* [PROBLEM DESCRIPTION] Give the listing below again in full, exactly as written.

[Dataset listings of figures]
■ ■ ■

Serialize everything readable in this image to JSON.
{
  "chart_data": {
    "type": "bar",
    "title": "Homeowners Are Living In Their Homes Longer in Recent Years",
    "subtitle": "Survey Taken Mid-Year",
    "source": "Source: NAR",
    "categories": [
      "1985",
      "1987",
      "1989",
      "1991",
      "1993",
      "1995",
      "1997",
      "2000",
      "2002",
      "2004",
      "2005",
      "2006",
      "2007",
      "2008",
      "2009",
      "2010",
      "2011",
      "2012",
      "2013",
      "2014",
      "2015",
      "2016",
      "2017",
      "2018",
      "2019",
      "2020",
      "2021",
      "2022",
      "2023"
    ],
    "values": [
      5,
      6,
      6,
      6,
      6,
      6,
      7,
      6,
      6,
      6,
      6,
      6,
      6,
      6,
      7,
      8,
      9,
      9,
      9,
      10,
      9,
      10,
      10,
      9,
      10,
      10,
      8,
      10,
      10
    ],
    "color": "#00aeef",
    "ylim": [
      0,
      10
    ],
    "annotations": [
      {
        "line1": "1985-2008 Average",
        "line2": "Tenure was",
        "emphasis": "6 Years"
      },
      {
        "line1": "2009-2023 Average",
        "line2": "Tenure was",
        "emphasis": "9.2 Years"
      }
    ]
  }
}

■ ■ ■

* [TASK RESPONSE]
Serialize everything readable in this image to JSON.
{
  "chart_data": {
    "type": "bar",
    "title": "Homeowners Are Living In Their Homes Longer in Recent Years",
    "subtitle": "Survey Taken Mid-Year",
    "source": "Source: NAR",
    "categories": [
      "1985",
      "1987",
      "1989",
      "1991",
      "1993",
      "1995",
      "1997",
      "2000",
      "2002",
      "2004",
      "2005",
      "2006",
      "2007",
      "2008",
      "2009",
      "2010",
      "2011",
      "2012",
      "2013",
      "2014",
      "2015",
      "2016",
      "2017",
      "2018",
      "2019",
      "2020",
      "2021",
      "2022",
      "2023"
    ],
    "values": [
      5,
      6,
      6,
      6,
      6,
      6,
      7,
      6,
      6,
      6,
      6,
      6,
      6,
      6,
      7,
      8,
      9,
      9,
      9,
      10,
      9,
      10,
      10,
      9,
      10,
      10,
      8,
      10,
      10
    ],
    "color": "#00aeef",
    "ylim": [
      0,
      10
    ],
    "annotations": [
      {
        "line1": "1985-2008 Average",
        "line2": "Tenure was",
        "emphasis": "6 Years"
      },
      {
        "line1": "2009-2023 Average",
        "line2": "Tenure was",
        "emphasis": "9.2 Years"
      }
    ]
  }
}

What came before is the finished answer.